Task to carry out
Without the pictures, repeat the listing character for character.

[Dataset excerpt]
>>>>>

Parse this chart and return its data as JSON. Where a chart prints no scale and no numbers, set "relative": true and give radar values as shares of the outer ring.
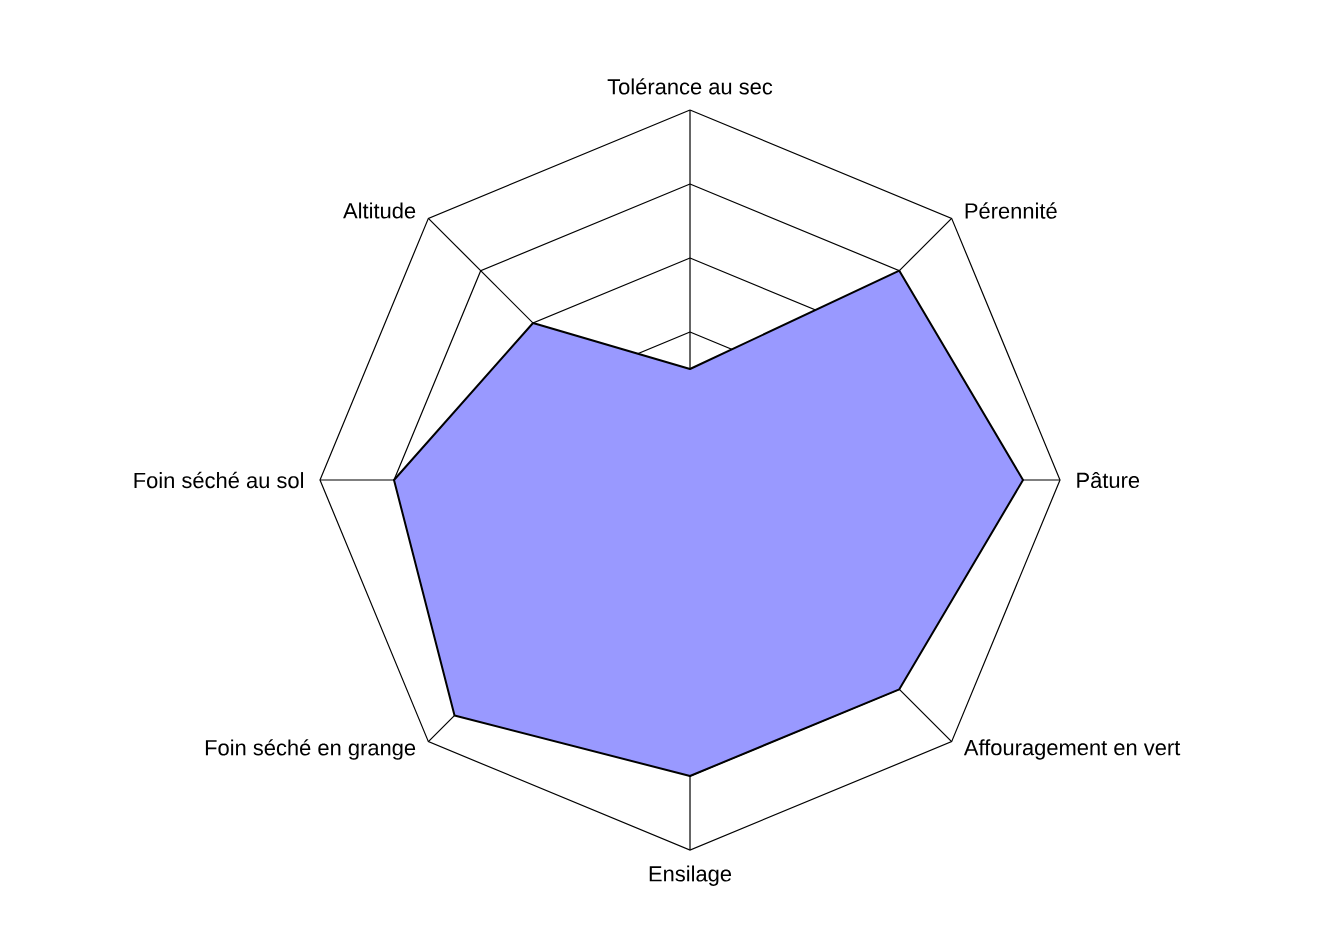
{
  "chart_data": {
    "type": "radar",
    "relative": true,
    "grid": true,
    "categories": [
      "Tolérance au sec",
      "Pérennité",
      "Pâture",
      "Affouragement en vert",
      "Ensilage",
      "Foin séché en grange",
      "Foin séché au sol",
      "Altitude"
    ],
    "series": [
      {
        "color": "#9999ff",
        "values": [
          0.3,
          0.8,
          0.9,
          0.8,
          0.8,
          0.9,
          0.8,
          0.6
        ]
      }
    ]
  }
}
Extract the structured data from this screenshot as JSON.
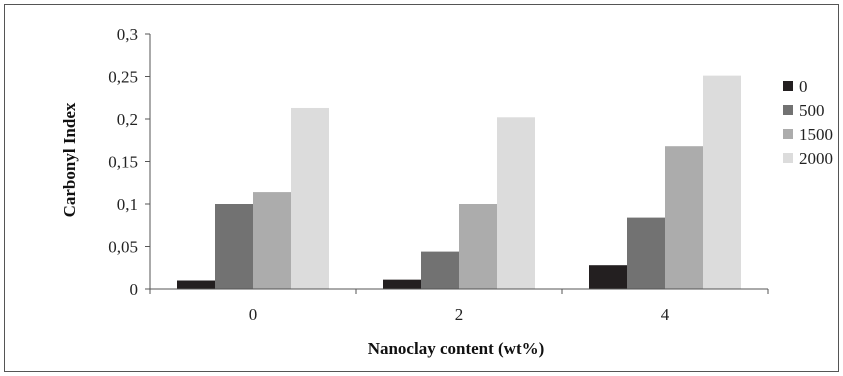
{
  "chart_data": {
    "type": "bar",
    "categories": [
      "0",
      "2",
      "4"
    ],
    "series": [
      {
        "name": "0",
        "values": [
          0.01,
          0.011,
          0.028
        ],
        "color": "#231f20"
      },
      {
        "name": "500",
        "values": [
          0.1,
          0.044,
          0.084
        ],
        "color": "#727272"
      },
      {
        "name": "1500",
        "values": [
          0.114,
          0.1,
          0.168
        ],
        "color": "#acacac"
      },
      {
        "name": "2000",
        "values": [
          0.213,
          0.202,
          0.251
        ],
        "color": "#dcdcdc"
      }
    ],
    "title": "",
    "xlabel": "Nanoclay content (wt%)",
    "ylabel": "Carbonyl Index",
    "ylim": [
      0,
      0.3
    ],
    "yticks": [
      "0",
      "0,05",
      "0,1",
      "0,15",
      "0,2",
      "0,25",
      "0,3"
    ],
    "grid": false,
    "legend": "right"
  }
}
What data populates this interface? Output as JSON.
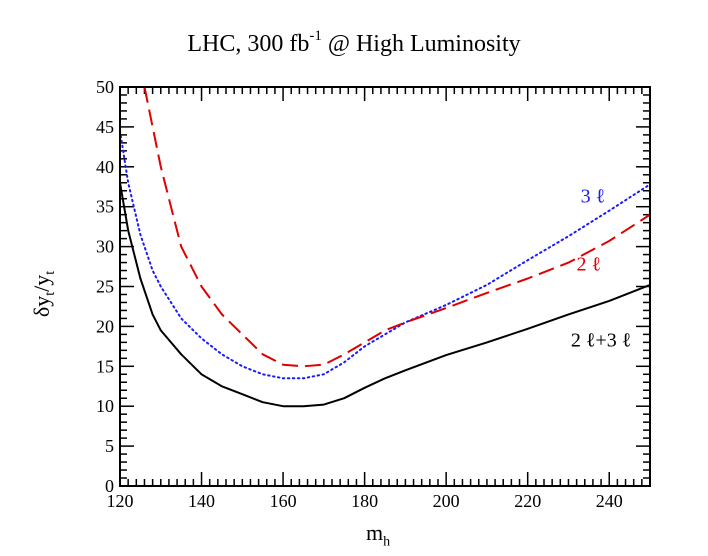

<<<<<

Response to the task
Parse this chart and return its data as JSON. Where a chart prints no scale and no numbers, set "relative": true and give radar values as shares of the outer ring.
{
  "chart_data": {
    "type": "radar",
    "relative": true,
    "grid": true,
    "categories": [
      "Tolérance au sec",
      "Pérennité",
      "Pâture",
      "Affouragement en vert",
      "Ensilage",
      "Foin séché en grange",
      "Foin séché au sol",
      "Altitude"
    ],
    "series": [
      {
        "color": "#9999ff",
        "values": [
          0.3,
          0.8,
          0.9,
          0.8,
          0.8,
          0.9,
          0.8,
          0.6
        ]
      }
    ]
  }
}
Extract the structured data from this screenshot as JSON.
{
  "chart_data": {
    "type": "bar",
    "categories": [
      "0",
      "2",
      "4"
    ],
    "series": [
      {
        "name": "0",
        "values": [
          0.01,
          0.011,
          0.028
        ],
        "color": "#231f20"
      },
      {
        "name": "500",
        "values": [
          0.1,
          0.044,
          0.084
        ],
        "color": "#727272"
      },
      {
        "name": "1500",
        "values": [
          0.114,
          0.1,
          0.168
        ],
        "color": "#acacac"
      },
      {
        "name": "2000",
        "values": [
          0.213,
          0.202,
          0.251
        ],
        "color": "#dcdcdc"
      }
    ],
    "title": "",
    "xlabel": "Nanoclay content (wt%)",
    "ylabel": "Carbonyl Index",
    "ylim": [
      0,
      0.3
    ],
    "yticks": [
      "0",
      "0,05",
      "0,1",
      "0,15",
      "0,2",
      "0,25",
      "0,3"
    ],
    "grid": false,
    "legend": "right"
  }
}
What data populates this interface? Output as JSON.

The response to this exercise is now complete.